##### Given records

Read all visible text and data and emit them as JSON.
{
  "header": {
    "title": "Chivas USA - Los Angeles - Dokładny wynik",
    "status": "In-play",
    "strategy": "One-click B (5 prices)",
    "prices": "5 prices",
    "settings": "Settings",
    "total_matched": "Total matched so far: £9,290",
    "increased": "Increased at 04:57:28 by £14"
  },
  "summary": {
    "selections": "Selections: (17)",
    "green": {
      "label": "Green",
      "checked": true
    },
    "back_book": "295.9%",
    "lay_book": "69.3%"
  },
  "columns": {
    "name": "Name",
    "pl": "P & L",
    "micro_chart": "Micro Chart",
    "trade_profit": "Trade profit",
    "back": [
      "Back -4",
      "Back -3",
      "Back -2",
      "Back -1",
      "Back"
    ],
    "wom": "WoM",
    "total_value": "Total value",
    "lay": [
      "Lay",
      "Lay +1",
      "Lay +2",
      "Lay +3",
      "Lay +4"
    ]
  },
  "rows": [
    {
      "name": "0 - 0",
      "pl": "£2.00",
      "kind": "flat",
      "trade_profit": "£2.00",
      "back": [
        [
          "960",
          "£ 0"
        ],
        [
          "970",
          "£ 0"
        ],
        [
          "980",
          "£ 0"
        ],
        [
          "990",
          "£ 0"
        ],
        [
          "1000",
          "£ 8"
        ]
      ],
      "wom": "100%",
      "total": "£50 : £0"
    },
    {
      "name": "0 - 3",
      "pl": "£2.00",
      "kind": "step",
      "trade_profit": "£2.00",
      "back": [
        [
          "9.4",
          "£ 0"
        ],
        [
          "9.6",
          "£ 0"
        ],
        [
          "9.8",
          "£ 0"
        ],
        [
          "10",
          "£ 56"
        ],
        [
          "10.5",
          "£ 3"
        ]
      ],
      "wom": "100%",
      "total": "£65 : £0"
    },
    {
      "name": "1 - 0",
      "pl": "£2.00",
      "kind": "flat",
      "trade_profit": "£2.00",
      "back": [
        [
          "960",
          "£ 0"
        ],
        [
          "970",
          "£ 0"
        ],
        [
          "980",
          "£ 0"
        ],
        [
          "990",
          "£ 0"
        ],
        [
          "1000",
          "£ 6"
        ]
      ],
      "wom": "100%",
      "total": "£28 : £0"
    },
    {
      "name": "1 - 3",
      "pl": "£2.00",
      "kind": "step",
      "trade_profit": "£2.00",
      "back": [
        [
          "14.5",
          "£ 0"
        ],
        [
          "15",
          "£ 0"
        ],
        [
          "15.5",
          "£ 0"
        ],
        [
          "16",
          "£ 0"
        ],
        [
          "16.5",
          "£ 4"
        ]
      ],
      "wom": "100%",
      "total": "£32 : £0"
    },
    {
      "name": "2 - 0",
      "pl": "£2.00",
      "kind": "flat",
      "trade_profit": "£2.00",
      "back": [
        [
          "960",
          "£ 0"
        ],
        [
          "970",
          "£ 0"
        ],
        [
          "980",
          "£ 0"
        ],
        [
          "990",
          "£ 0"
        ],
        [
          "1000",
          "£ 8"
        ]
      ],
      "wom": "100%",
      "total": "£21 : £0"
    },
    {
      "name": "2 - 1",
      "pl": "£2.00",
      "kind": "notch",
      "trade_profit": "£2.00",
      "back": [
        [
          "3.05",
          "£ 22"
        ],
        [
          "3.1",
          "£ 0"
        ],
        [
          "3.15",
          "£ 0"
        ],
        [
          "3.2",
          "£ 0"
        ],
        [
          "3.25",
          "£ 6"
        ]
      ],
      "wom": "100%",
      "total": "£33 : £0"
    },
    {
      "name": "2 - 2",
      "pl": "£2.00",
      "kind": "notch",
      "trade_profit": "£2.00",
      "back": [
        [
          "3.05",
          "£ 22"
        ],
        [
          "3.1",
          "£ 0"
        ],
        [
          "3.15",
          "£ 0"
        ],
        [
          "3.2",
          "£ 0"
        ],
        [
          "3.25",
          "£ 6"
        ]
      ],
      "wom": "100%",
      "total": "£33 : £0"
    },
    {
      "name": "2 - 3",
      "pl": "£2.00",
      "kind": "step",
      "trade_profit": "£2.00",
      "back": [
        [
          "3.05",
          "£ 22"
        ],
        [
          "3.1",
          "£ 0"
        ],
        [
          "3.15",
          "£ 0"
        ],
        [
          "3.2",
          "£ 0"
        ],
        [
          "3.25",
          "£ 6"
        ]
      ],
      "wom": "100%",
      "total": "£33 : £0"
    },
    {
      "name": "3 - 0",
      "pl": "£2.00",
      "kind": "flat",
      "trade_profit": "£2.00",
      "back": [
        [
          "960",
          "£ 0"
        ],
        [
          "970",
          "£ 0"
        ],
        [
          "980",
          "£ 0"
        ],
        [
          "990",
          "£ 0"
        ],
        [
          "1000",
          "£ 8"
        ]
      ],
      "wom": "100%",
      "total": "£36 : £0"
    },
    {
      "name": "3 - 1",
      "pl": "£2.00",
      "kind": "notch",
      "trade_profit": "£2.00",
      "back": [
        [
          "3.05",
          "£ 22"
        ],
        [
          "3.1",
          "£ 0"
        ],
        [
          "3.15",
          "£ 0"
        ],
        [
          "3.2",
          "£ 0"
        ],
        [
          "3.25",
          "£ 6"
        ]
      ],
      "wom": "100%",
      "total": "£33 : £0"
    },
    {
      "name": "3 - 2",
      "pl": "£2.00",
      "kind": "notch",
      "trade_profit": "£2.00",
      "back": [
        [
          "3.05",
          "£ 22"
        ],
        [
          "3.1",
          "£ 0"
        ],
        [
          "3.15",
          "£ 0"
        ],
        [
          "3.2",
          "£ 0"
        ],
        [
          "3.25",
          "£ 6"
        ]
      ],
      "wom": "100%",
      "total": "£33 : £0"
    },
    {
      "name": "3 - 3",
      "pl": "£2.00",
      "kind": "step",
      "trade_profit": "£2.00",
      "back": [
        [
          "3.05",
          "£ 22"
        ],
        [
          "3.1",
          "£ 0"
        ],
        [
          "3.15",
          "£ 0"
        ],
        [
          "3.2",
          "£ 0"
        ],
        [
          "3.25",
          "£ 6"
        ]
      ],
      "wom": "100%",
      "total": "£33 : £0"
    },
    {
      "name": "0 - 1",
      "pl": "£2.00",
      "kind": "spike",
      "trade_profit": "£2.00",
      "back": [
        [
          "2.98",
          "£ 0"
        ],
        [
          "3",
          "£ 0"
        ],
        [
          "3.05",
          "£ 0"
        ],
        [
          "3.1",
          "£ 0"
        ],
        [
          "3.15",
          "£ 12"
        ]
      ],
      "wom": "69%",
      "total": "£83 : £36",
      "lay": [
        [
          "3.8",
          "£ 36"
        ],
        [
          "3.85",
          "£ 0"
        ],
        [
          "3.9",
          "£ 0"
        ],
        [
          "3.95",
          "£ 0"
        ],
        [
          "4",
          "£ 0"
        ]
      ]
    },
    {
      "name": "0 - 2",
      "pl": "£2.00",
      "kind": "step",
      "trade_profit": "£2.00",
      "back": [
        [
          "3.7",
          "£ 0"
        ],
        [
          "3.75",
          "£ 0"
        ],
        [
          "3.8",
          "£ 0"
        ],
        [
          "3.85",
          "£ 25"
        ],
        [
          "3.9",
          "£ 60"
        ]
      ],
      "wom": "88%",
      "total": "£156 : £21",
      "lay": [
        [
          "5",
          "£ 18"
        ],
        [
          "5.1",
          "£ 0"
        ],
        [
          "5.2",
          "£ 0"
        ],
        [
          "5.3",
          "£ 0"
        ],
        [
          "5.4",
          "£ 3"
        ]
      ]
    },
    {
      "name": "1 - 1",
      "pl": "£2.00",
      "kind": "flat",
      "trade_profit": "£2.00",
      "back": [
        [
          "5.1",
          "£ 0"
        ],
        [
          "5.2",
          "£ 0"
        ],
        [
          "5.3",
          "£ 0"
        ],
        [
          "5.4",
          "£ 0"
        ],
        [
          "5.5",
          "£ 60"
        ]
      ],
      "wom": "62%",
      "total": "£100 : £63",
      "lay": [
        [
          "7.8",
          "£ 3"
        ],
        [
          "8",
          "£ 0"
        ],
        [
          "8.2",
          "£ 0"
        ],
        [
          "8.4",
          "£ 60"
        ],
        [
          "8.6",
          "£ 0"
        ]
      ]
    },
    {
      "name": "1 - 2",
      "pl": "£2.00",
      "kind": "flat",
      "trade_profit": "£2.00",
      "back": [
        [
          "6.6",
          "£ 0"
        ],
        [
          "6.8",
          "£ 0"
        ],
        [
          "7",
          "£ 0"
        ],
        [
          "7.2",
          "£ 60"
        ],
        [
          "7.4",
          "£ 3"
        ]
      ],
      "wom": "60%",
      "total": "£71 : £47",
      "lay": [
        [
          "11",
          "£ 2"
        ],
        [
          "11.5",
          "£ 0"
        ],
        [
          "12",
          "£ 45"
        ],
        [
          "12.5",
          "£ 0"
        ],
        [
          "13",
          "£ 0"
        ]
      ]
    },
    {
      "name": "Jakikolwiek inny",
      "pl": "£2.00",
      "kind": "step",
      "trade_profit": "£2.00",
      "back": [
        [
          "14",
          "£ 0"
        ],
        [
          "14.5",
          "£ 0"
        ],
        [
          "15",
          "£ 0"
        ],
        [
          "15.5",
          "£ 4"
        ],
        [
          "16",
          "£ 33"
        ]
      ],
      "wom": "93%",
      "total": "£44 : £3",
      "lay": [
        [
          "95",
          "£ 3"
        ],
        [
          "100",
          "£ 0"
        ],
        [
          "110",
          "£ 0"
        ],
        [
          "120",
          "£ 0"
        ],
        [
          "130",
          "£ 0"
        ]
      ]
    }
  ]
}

##########
##### Given records

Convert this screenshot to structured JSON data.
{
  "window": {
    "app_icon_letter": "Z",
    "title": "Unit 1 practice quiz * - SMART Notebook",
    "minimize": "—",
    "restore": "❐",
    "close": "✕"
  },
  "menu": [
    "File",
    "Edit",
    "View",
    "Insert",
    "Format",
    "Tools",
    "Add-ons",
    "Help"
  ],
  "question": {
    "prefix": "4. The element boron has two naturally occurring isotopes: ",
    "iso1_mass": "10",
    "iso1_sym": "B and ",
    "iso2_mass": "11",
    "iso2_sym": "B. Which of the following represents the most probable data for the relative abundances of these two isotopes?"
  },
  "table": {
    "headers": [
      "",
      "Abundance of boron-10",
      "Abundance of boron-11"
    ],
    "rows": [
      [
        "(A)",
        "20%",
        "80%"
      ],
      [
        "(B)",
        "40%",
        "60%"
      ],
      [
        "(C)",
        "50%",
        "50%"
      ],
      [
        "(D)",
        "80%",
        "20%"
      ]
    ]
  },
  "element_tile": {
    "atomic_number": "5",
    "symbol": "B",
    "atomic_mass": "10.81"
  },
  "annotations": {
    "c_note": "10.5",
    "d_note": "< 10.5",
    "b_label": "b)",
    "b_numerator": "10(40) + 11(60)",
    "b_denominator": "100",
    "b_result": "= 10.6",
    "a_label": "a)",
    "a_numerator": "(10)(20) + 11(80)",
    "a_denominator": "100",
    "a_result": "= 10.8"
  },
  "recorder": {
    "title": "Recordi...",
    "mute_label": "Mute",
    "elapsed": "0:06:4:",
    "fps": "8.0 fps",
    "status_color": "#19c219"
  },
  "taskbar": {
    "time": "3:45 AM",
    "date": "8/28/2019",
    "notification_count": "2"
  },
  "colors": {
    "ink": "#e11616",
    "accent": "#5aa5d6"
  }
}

##########
##### Given records

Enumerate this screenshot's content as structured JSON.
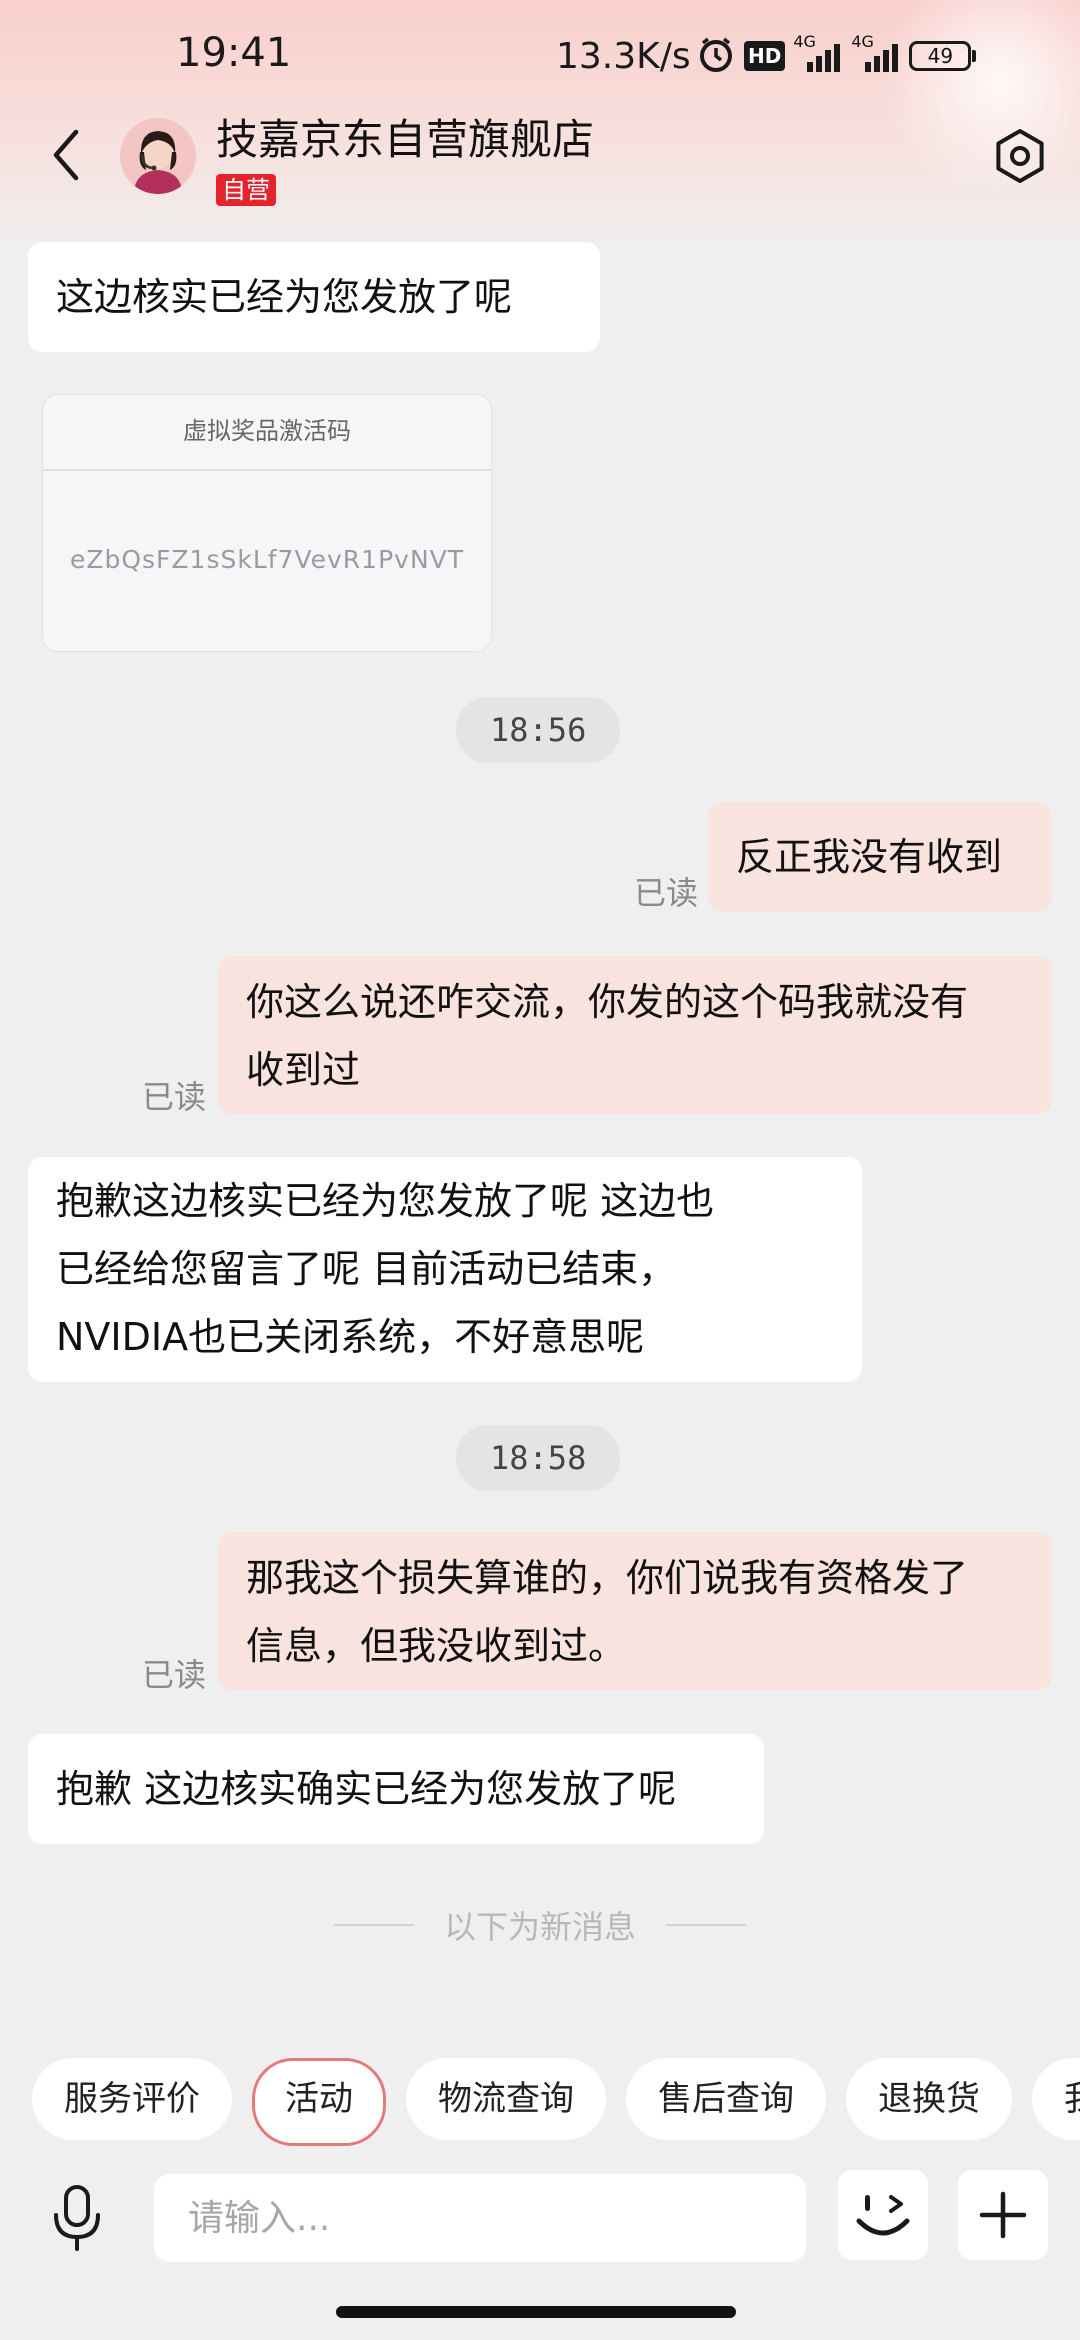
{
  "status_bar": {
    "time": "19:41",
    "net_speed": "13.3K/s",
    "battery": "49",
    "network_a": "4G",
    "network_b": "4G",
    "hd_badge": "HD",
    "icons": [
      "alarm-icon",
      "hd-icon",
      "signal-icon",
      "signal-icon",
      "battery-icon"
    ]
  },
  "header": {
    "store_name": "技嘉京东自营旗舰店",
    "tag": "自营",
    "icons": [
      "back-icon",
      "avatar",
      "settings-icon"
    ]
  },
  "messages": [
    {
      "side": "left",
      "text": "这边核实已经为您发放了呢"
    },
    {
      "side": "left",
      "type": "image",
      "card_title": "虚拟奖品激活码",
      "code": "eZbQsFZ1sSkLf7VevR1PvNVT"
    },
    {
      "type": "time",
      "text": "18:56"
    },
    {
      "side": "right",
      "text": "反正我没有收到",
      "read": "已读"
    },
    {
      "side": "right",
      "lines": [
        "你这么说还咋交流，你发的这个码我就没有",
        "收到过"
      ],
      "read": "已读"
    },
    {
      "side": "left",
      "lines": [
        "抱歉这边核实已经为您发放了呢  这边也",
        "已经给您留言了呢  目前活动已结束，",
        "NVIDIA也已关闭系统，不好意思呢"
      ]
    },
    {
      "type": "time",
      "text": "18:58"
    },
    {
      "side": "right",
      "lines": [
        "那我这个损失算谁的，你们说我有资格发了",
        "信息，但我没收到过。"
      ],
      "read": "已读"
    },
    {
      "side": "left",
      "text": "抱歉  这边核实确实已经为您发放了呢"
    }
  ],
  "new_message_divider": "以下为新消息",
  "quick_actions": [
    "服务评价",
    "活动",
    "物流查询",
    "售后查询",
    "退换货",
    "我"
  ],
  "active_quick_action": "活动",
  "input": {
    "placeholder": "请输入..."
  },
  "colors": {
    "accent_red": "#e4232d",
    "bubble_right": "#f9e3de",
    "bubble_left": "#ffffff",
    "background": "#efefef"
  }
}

##########

** What you should do **
Find every line in the records that contains the word "prices"; copy those lines.

** Finished exercise **
    "strategy": "One-click B (5 prices)",
    "prices": "5 prices",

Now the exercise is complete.